Problem:
In the data below, locate each line with the word "sobre" and list it.
%%
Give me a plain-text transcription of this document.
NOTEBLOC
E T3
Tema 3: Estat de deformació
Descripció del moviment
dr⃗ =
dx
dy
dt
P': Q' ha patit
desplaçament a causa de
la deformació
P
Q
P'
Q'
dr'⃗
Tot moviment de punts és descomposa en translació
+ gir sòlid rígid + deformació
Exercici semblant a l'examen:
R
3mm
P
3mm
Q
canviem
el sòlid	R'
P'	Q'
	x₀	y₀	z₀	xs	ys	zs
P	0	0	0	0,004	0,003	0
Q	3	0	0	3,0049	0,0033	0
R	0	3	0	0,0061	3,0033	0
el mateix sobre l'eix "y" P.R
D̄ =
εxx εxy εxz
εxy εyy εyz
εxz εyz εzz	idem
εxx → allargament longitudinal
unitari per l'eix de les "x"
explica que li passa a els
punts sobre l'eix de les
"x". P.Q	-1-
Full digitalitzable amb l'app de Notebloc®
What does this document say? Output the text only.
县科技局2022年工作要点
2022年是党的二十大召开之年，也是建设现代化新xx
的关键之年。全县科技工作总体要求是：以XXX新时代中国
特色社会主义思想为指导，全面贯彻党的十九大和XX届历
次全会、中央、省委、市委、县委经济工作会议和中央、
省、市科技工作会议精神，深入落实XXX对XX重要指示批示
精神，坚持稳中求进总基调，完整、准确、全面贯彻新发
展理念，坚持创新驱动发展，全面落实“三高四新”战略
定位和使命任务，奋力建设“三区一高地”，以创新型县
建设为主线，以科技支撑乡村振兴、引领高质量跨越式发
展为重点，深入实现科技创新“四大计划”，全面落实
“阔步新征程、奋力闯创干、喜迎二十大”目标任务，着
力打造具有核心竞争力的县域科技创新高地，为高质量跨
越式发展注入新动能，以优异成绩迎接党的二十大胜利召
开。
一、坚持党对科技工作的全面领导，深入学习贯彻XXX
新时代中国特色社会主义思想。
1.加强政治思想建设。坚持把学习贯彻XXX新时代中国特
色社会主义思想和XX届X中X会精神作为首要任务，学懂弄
%%
The completed task:
el mateix sobre l'eix "y" P.R
punts sobre l'eix de les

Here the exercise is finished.